To be done ▸ Filter the records below and copy every line containing the word "heart".
[start Material provided]
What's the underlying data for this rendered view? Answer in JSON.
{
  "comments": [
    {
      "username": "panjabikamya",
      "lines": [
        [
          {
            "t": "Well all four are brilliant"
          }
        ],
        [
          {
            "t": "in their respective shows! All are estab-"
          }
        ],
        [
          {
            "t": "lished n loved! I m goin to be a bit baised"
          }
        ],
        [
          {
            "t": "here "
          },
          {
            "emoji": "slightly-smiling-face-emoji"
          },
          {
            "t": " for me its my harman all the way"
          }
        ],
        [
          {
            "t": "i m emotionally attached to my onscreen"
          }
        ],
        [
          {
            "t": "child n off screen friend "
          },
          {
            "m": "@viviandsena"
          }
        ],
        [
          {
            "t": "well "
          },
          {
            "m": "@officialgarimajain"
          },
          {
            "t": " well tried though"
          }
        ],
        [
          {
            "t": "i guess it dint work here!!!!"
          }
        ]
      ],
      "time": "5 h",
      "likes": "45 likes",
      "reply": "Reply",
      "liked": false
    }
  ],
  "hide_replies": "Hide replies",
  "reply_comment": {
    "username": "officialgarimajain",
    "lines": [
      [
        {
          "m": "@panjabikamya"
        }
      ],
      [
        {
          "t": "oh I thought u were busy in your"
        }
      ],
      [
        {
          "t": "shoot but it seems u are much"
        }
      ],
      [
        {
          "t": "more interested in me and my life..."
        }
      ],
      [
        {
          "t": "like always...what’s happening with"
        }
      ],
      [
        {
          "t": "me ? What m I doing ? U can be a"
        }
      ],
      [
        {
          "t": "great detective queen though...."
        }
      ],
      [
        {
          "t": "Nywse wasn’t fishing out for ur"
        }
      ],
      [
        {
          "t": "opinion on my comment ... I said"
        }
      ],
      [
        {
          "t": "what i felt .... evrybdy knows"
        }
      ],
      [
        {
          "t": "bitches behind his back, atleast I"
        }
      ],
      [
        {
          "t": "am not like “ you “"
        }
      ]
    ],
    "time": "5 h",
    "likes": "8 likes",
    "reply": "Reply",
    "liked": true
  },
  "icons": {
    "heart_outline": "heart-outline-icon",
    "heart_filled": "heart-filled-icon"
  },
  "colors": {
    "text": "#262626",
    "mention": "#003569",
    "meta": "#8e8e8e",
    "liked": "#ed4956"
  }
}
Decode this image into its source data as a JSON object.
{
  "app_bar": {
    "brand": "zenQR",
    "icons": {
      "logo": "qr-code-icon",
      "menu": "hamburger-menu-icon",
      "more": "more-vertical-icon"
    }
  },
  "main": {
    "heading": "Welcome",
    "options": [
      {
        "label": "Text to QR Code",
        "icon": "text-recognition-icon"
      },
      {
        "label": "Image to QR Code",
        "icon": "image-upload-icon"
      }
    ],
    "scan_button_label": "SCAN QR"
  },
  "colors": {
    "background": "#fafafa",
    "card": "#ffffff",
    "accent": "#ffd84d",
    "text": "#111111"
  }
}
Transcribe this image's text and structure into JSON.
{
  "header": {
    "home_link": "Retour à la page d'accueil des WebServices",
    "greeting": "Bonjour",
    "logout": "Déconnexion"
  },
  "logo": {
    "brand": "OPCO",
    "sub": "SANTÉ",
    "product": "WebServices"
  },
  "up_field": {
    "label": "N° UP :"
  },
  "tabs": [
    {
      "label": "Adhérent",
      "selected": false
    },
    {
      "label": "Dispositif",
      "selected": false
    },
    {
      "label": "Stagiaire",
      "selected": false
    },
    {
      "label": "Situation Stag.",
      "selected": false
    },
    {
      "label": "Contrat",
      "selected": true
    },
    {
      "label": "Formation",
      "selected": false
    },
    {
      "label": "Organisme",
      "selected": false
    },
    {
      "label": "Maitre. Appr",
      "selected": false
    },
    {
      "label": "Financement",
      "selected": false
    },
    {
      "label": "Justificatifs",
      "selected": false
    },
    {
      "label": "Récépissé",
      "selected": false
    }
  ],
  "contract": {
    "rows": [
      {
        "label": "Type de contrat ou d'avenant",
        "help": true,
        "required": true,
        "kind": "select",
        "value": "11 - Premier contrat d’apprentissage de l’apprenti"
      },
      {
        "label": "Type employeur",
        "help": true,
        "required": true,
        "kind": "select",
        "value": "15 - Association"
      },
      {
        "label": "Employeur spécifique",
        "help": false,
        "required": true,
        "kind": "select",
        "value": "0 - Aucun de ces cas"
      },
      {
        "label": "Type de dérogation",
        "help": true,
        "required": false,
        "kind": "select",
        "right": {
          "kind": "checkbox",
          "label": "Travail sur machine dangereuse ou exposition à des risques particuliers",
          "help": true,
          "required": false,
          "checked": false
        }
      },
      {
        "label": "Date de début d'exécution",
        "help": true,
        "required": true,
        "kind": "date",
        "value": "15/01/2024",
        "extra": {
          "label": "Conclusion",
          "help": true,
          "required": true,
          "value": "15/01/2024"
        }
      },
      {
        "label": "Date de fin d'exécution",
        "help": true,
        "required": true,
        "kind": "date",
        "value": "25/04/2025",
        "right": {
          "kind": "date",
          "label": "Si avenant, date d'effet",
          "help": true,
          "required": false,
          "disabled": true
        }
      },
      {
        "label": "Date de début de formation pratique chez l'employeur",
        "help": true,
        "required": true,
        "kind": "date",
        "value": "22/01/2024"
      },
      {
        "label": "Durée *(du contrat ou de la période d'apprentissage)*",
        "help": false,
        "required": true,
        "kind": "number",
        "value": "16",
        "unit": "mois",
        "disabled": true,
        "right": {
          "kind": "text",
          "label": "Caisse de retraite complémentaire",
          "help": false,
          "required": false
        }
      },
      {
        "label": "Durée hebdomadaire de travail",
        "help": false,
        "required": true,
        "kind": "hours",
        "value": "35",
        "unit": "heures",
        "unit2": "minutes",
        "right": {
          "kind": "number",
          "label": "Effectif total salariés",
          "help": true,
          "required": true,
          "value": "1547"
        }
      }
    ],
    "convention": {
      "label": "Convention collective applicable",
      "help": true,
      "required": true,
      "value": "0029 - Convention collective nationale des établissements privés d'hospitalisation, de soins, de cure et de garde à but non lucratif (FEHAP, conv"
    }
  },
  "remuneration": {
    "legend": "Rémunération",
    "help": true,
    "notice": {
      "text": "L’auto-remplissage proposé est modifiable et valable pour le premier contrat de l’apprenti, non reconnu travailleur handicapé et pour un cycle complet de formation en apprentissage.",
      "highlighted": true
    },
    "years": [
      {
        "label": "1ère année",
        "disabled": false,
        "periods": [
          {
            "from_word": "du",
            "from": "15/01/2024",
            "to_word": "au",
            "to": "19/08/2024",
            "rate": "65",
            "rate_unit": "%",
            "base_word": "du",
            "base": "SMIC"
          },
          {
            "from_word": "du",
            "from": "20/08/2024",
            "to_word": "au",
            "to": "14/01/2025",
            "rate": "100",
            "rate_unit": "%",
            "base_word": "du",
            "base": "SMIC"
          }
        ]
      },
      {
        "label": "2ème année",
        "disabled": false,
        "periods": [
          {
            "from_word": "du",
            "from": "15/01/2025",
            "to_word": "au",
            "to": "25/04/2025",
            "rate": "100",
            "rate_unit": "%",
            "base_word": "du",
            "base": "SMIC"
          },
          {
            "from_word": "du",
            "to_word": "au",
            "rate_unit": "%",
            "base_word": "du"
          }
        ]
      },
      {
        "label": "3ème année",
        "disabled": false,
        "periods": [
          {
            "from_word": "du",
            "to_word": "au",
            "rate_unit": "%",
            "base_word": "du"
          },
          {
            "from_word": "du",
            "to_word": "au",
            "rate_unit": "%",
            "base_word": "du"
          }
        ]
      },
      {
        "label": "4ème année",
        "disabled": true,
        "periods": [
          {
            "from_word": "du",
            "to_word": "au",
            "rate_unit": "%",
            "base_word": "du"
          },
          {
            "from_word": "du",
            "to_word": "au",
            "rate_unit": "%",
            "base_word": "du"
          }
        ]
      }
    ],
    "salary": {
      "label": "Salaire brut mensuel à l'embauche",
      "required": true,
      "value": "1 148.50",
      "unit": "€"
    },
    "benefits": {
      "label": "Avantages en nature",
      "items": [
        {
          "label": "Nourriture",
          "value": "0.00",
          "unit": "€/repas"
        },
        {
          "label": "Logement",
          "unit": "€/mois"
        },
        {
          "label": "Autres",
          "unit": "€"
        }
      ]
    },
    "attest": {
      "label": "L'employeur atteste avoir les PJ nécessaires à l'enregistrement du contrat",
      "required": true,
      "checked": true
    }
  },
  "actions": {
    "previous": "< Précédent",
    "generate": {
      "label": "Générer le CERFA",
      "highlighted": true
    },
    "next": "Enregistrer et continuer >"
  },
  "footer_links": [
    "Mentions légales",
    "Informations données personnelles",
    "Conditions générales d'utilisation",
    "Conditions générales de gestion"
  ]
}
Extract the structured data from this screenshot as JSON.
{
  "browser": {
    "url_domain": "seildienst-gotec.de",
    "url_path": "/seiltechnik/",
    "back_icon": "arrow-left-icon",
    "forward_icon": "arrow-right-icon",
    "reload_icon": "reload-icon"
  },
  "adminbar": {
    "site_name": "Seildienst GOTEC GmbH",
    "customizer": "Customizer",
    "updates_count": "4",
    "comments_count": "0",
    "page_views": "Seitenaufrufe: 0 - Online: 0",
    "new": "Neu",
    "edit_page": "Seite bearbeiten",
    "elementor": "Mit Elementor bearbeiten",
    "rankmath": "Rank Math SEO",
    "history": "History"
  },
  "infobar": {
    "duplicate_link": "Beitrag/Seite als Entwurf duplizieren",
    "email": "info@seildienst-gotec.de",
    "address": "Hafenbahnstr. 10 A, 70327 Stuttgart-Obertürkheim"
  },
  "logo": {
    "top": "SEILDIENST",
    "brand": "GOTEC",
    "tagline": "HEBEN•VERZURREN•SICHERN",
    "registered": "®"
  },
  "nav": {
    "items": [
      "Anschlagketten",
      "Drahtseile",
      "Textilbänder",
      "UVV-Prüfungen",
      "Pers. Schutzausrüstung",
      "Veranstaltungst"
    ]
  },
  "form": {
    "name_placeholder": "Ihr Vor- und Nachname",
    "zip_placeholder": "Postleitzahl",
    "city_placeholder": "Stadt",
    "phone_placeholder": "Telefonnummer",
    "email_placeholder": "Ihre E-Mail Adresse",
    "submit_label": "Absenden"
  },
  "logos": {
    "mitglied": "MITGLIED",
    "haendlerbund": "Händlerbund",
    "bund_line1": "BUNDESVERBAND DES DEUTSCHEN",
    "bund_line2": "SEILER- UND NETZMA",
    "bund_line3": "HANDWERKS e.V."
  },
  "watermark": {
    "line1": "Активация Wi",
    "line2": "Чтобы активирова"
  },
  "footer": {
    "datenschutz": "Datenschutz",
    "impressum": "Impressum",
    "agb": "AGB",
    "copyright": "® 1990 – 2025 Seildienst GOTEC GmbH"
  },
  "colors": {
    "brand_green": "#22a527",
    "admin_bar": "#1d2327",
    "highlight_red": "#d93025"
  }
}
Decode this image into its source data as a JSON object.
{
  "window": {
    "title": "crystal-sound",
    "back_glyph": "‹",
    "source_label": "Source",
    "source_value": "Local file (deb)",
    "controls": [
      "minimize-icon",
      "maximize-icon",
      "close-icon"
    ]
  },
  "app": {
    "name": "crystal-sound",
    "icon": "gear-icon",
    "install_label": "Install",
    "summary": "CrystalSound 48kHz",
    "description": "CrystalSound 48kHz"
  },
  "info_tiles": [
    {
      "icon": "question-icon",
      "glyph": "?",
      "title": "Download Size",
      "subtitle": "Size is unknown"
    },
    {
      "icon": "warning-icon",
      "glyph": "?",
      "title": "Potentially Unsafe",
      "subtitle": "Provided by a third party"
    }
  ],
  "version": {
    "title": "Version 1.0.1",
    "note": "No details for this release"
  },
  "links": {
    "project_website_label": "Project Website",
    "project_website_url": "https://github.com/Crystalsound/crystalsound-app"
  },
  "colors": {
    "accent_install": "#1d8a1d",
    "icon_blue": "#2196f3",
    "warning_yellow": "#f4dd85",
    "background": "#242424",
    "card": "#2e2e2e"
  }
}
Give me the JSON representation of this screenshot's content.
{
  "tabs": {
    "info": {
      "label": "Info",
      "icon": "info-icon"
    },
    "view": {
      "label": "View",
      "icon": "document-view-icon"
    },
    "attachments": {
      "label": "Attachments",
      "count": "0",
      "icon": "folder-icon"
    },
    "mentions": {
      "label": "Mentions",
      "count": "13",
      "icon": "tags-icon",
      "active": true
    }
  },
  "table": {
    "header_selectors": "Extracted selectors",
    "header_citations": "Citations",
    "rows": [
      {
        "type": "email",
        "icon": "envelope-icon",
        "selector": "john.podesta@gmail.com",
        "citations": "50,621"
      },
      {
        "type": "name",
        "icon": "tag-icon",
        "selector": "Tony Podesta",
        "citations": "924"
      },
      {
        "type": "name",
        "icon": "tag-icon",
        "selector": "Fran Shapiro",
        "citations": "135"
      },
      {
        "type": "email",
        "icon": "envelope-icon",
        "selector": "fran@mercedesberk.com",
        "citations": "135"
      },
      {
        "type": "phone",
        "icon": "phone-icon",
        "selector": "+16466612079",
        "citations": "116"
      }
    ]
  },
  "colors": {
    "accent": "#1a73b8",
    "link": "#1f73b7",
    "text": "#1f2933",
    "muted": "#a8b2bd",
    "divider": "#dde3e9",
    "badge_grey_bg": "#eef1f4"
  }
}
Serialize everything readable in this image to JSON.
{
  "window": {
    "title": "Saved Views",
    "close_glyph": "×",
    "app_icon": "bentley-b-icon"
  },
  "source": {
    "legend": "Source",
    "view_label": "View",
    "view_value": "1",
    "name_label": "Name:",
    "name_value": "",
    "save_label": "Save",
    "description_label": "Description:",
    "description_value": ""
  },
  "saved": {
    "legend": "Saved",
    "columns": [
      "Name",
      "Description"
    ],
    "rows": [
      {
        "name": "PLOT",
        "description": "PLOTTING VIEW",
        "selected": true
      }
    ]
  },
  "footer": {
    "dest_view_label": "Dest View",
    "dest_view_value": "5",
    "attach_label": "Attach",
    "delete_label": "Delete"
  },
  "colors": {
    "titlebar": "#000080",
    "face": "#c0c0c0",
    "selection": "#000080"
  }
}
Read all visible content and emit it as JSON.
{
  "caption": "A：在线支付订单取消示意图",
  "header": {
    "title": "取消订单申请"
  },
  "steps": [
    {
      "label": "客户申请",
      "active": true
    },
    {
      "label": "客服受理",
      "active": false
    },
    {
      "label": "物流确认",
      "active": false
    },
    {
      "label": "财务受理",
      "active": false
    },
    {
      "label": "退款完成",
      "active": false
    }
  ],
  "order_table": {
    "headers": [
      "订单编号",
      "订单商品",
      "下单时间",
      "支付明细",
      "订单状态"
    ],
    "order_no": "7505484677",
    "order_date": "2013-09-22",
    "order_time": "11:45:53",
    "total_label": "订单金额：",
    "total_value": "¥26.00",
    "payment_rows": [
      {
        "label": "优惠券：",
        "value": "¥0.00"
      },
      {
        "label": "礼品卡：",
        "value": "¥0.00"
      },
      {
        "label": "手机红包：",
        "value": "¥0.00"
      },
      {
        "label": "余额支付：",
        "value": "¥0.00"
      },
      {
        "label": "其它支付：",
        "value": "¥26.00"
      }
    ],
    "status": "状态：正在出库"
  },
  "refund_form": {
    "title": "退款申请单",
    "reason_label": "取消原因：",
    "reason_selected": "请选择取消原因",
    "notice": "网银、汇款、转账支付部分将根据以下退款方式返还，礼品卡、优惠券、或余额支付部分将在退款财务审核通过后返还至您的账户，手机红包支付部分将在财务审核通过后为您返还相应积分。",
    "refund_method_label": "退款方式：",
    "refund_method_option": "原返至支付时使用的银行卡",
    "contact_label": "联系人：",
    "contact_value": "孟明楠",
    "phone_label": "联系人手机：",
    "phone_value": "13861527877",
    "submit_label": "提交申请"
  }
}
[end Material provided]
Worked solution ▸
    "heart_outline": "heart-outline-icon",
    "heart_filled": "heart-filled-icon"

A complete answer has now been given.